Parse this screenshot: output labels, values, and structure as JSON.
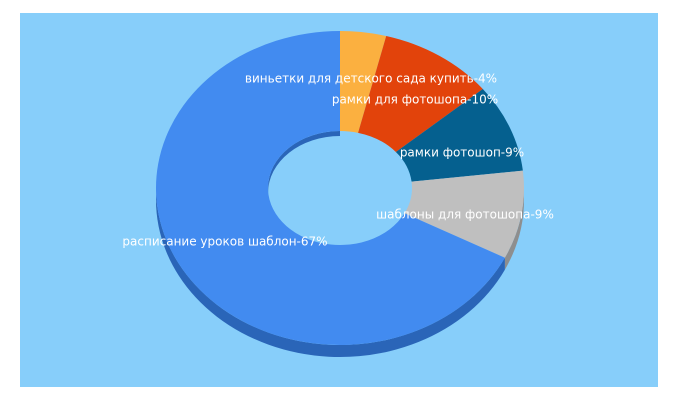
{
  "chart_data": {
    "type": "pie",
    "variant": "3d-donut",
    "background": "#87cefa",
    "slices": [
      {
        "label": "виньетки для детского сада купить",
        "value": 4,
        "text": "виньетки для детского сада купить-4%",
        "color": "#fbb040",
        "side": "#c08530"
      },
      {
        "label": "рамки для фотошопа",
        "value": 10,
        "text": "рамки для фотошопа-10%",
        "color": "#e2430b",
        "side": "#a83008"
      },
      {
        "label": "рамки фотошоп",
        "value": 9,
        "text": "рамки фотошоп-9%",
        "color": "#05608f",
        "side": "#03466a"
      },
      {
        "label": "шаблоны для фотошопа",
        "value": 9,
        "text": "шаблоны для фотошопа-9%",
        "color": "#bfbfbf",
        "side": "#8e8e8e"
      },
      {
        "label": "расписание уроков шаблон",
        "value": 67,
        "text": "расписание уроков шаблон-67%",
        "color": "#428bf0",
        "side": "#2a65b8"
      }
    ]
  }
}
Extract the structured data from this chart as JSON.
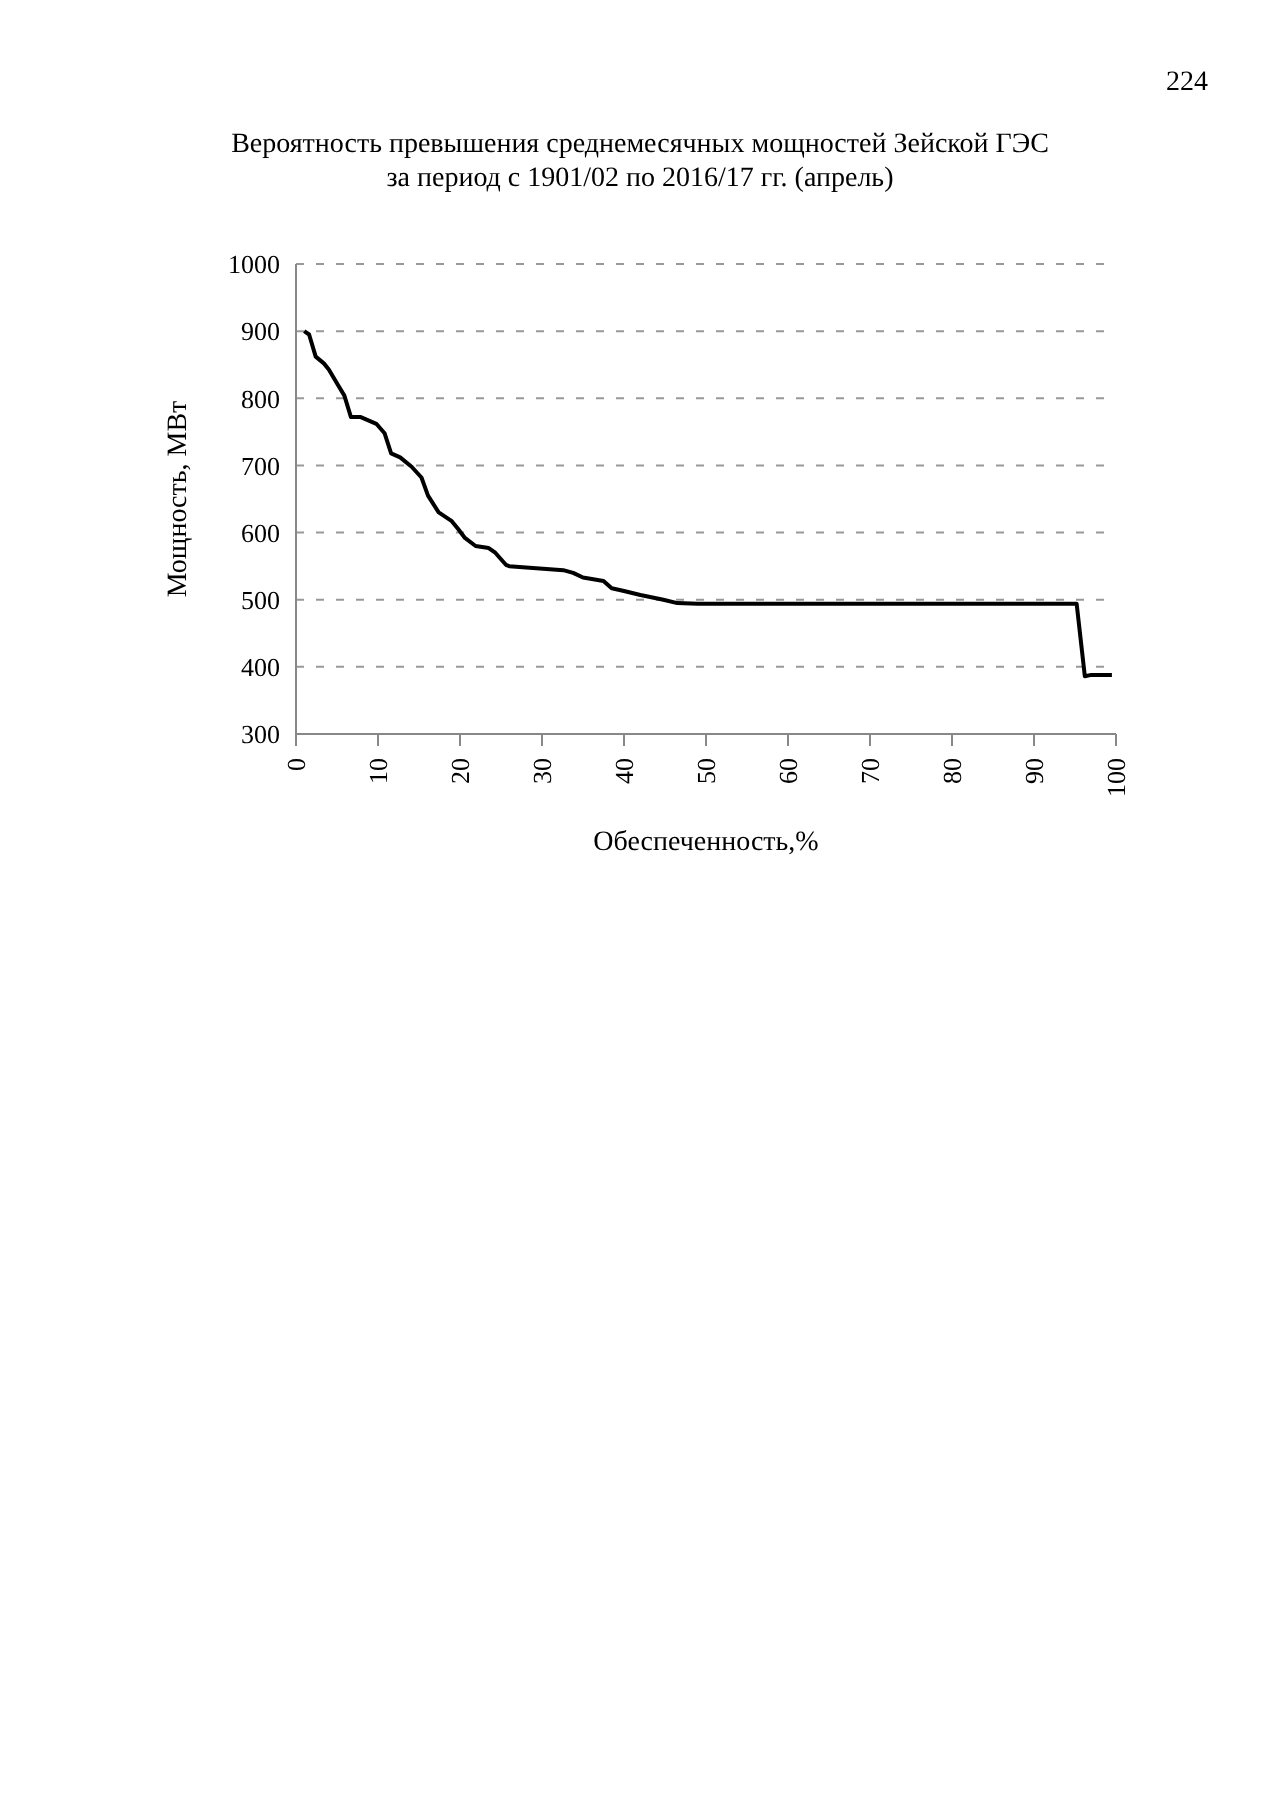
{
  "chart_data": {
    "type": "line",
    "title": "Вероятность превышения среднемесячных мощностей Зейской ГЭС\nза период с 1901/02 по 2016/17 гг. (апрель)",
    "xlabel": "Обеспеченность,%",
    "ylabel": "Мощность, МВт",
    "annotations": [
      "224"
    ],
    "x": [
      1,
      1.6,
      2.4,
      3.4,
      4,
      5.1,
      5.9,
      6.7,
      7.9,
      9.8,
      10.8,
      11.6,
      12.7,
      14.1,
      15.3,
      16.1,
      17.4,
      19,
      19.8,
      20.6,
      21.9,
      23.5,
      24.3,
      25.6,
      26,
      29.3,
      32.6,
      33.8,
      35,
      37.5,
      38.5,
      40,
      42,
      44.8,
      46.5,
      49,
      60,
      70,
      80,
      90,
      95.2,
      96.2,
      97,
      99.5
    ],
    "series": [
      {
        "color": "#000000",
        "values": [
          900,
          895,
          862,
          852,
          843,
          820,
          804,
          772,
          772,
          762,
          748,
          718,
          712,
          698,
          682,
          655,
          630,
          617,
          605,
          592,
          580,
          577,
          570,
          552,
          550,
          547,
          544,
          540,
          533,
          528,
          517,
          513,
          507,
          500,
          495,
          494,
          494,
          494,
          494,
          494,
          494,
          386,
          388,
          388
        ]
      }
    ],
    "xlim": [
      0,
      100
    ],
    "xticks": [
      0,
      10,
      20,
      30,
      40,
      50,
      60,
      70,
      80,
      90,
      100
    ],
    "ylim": [
      300,
      1000
    ],
    "yticks": [
      300,
      400,
      500,
      600,
      700,
      800,
      900,
      1000
    ],
    "grid": "y",
    "legend": false,
    "marker": "none",
    "line_style": "solid"
  }
}
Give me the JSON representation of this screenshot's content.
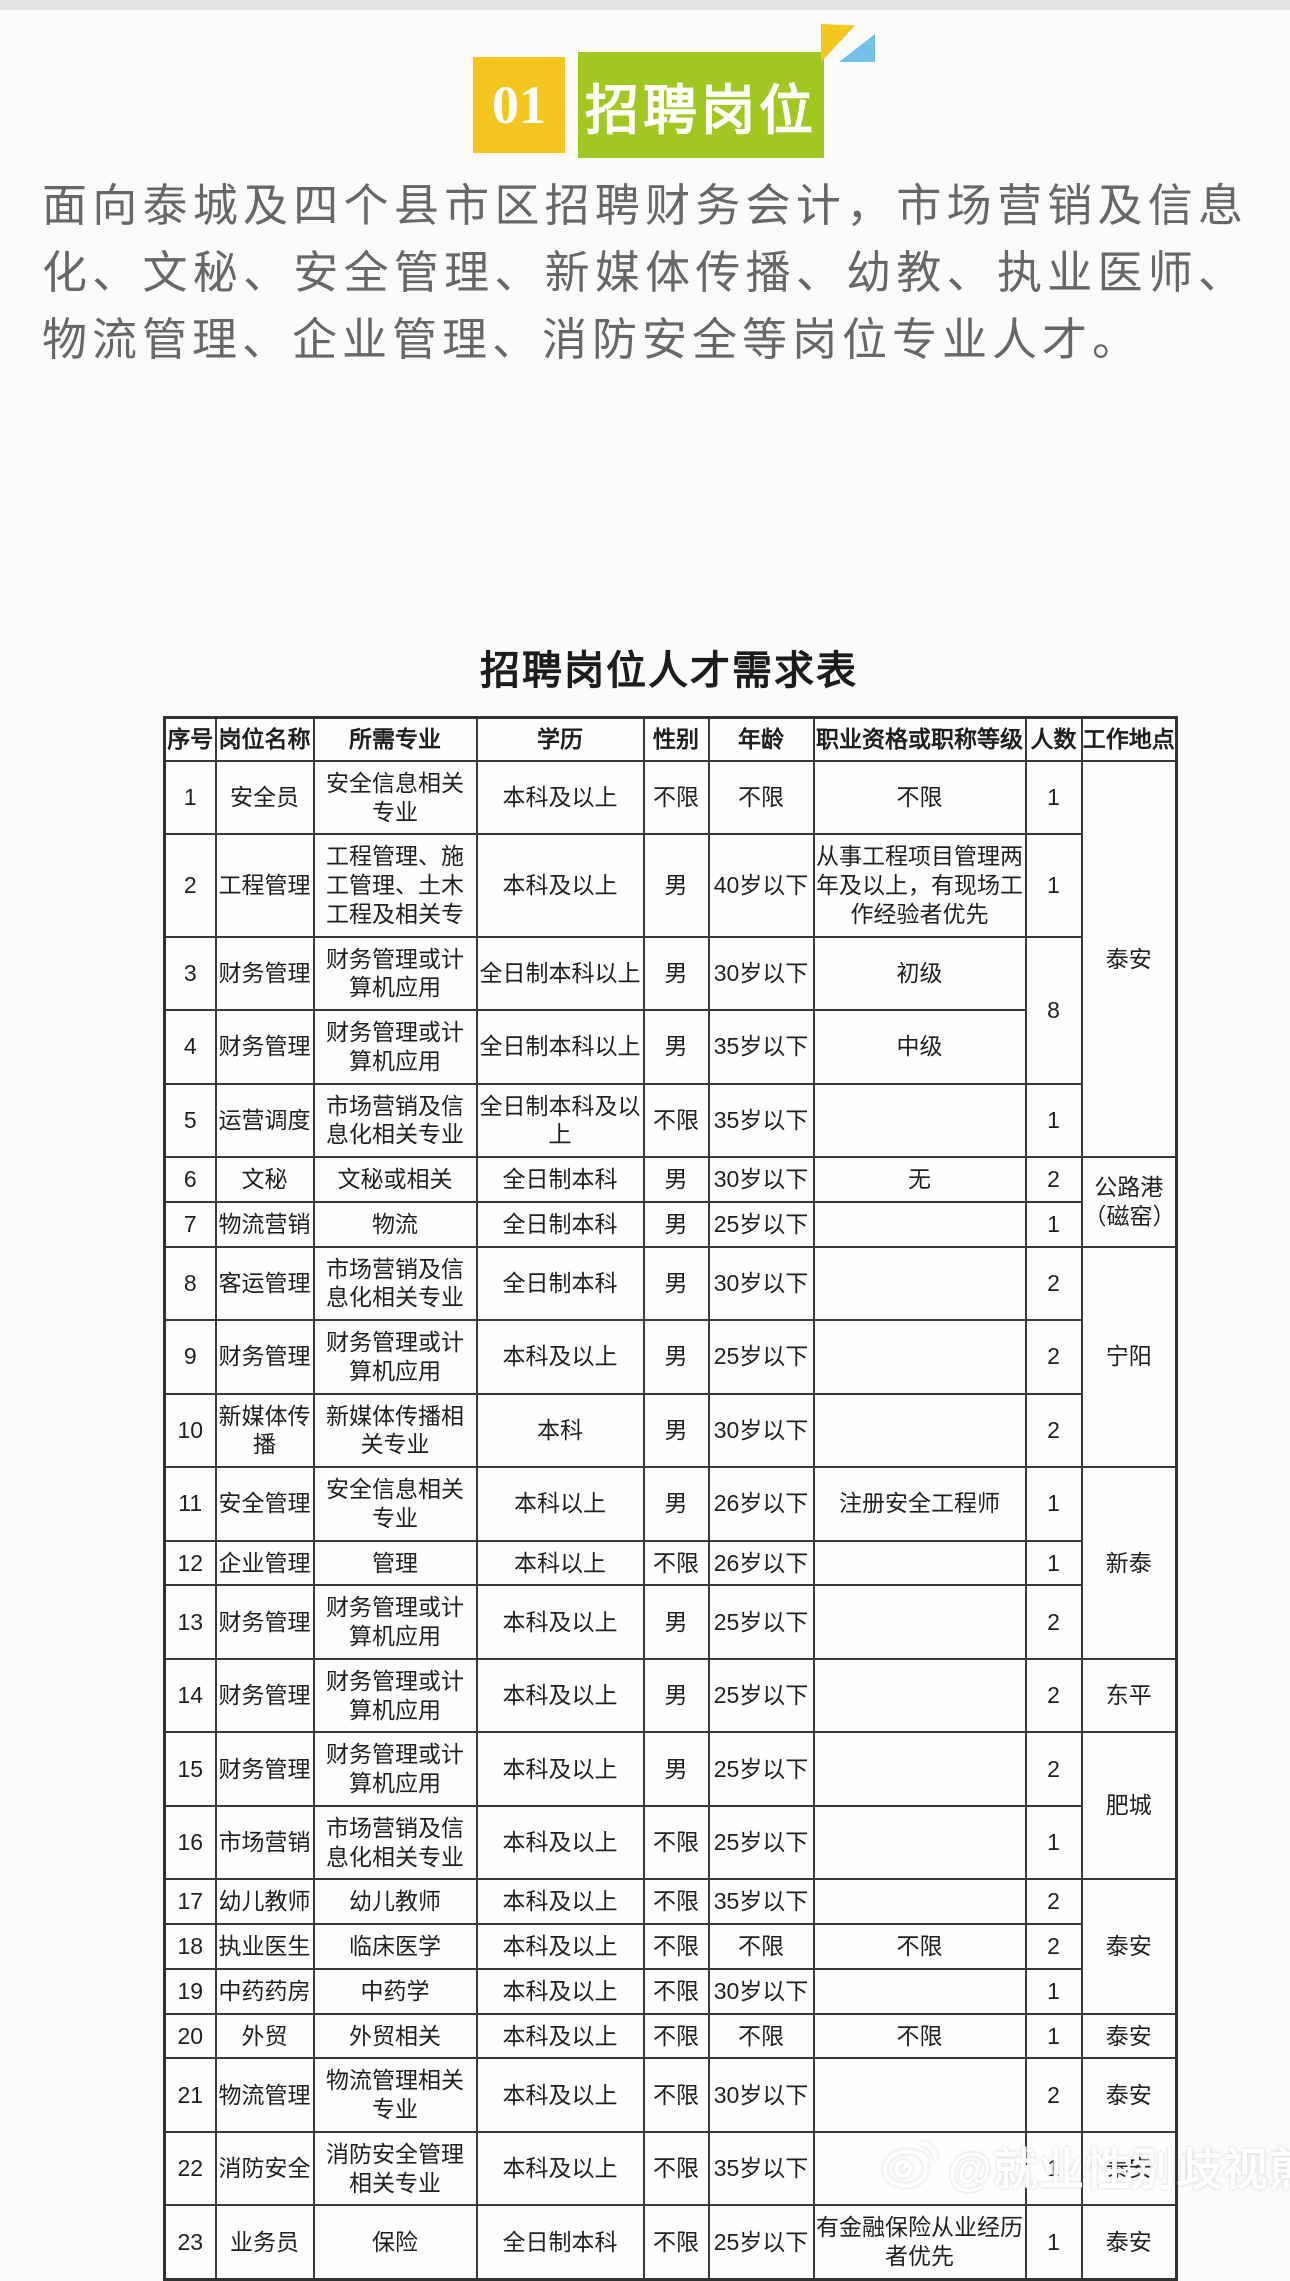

_Written instruction_
Using the listing, copy every line where the word "уроков" shows up.

_Answer for the task_
        "label": "расписание уроков шаблон",
        "text": "расписание уроков шаблон-67%",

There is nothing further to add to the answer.